REQUEST:
Search the listing for "folder" and copy every line where it appears.

Some records
— START —

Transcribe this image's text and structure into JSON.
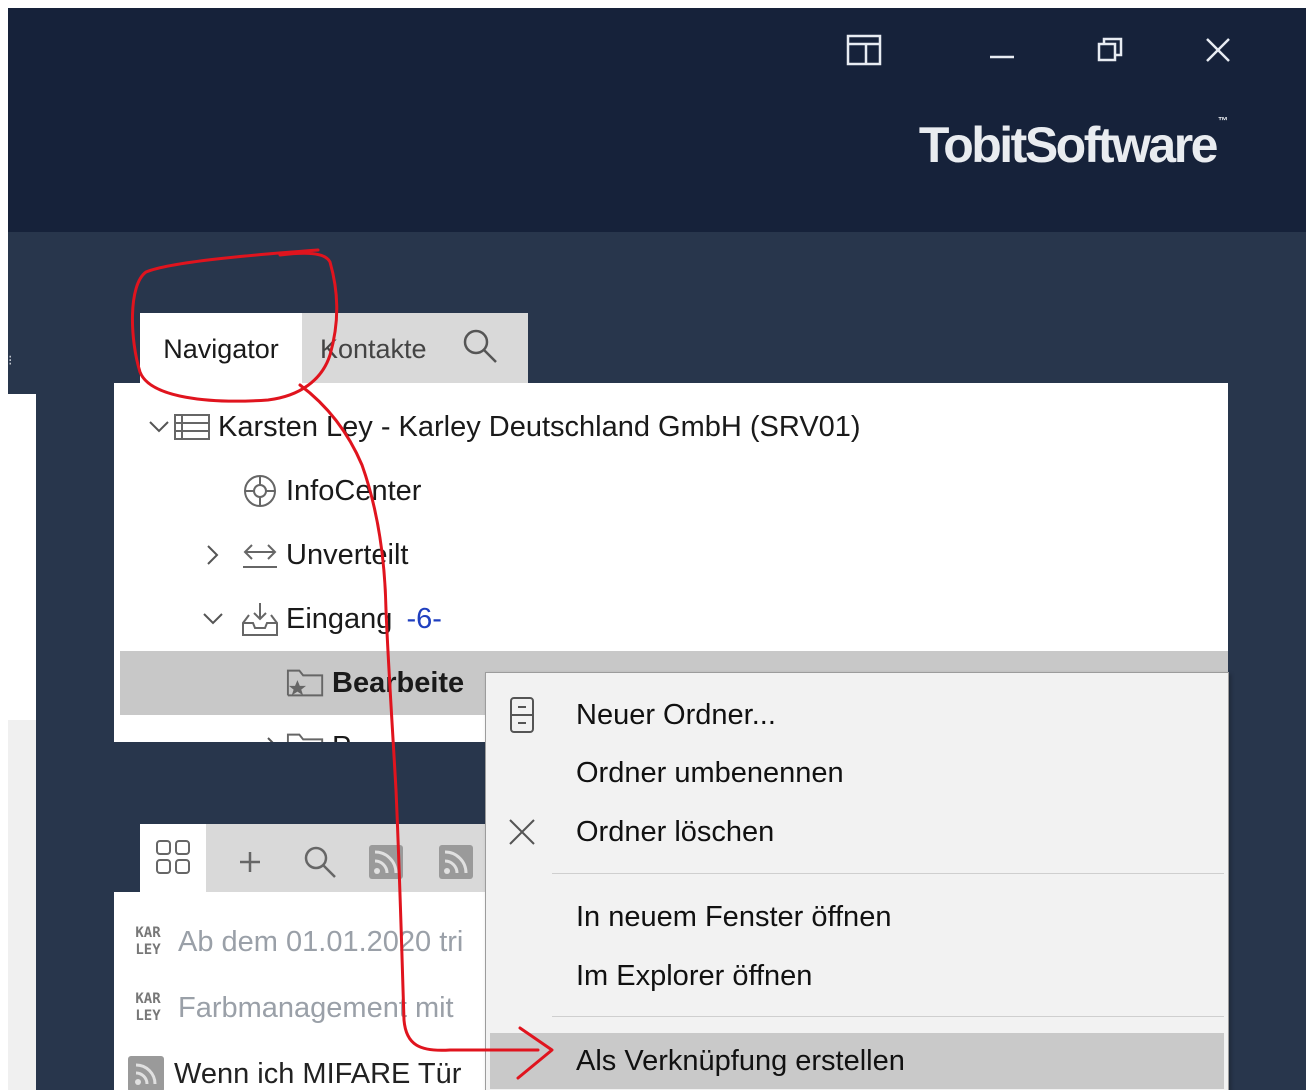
{
  "window": {
    "brand": "TobitSoftware",
    "brand_mark": "™"
  },
  "navigator": {
    "tabs": [
      {
        "label": "Navigator",
        "active": true
      },
      {
        "label": "Kontakte",
        "active": false
      }
    ],
    "tree": [
      {
        "label": "Karsten Ley - Karley Deutschland GmbH (SRV01)",
        "icon": "server-icon",
        "expanded": true
      },
      {
        "label": "InfoCenter",
        "icon": "infocenter-icon"
      },
      {
        "label": "Unverteilt",
        "icon": "unassigned-icon",
        "expanded": false
      },
      {
        "label": "Eingang",
        "icon": "inbox-icon",
        "expanded": true,
        "count": "-6-"
      },
      {
        "label": "Bearbeite",
        "icon": "folder-star-icon",
        "selected": true
      },
      {
        "label": "P",
        "icon": "folder-icon"
      }
    ]
  },
  "feed": {
    "items": [
      {
        "badge": [
          "KAR",
          "LEY"
        ],
        "text": "Ab dem 01.01.2020 tri"
      },
      {
        "badge": [
          "KAR",
          "LEY"
        ],
        "text": "Farbmanagement mit"
      },
      {
        "icon": "rss-icon",
        "text": "Wenn ich MIFARE Tür"
      }
    ]
  },
  "context_menu": {
    "items": [
      {
        "label": "Neuer Ordner...",
        "icon": "new-folder-icon"
      },
      {
        "label": "Ordner umbenennen"
      },
      {
        "label": "Ordner löschen",
        "icon": "delete-x-icon"
      },
      {
        "label": "In neuem Fenster öffnen"
      },
      {
        "label": "Im Explorer öffnen"
      },
      {
        "label": "Als Verknüpfung erstellen",
        "highlighted": true
      }
    ]
  },
  "colors": {
    "titlebar": "#16223a",
    "background": "#28364c",
    "annotation": "#e0141e",
    "selection": "#c8c8c8",
    "count": "#1f3fbf"
  }
}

— END —

OUTPUT BELOW:
        "icon": "folder-star-icon",
        "icon": "folder-icon"
        "icon": "new-folder-icon"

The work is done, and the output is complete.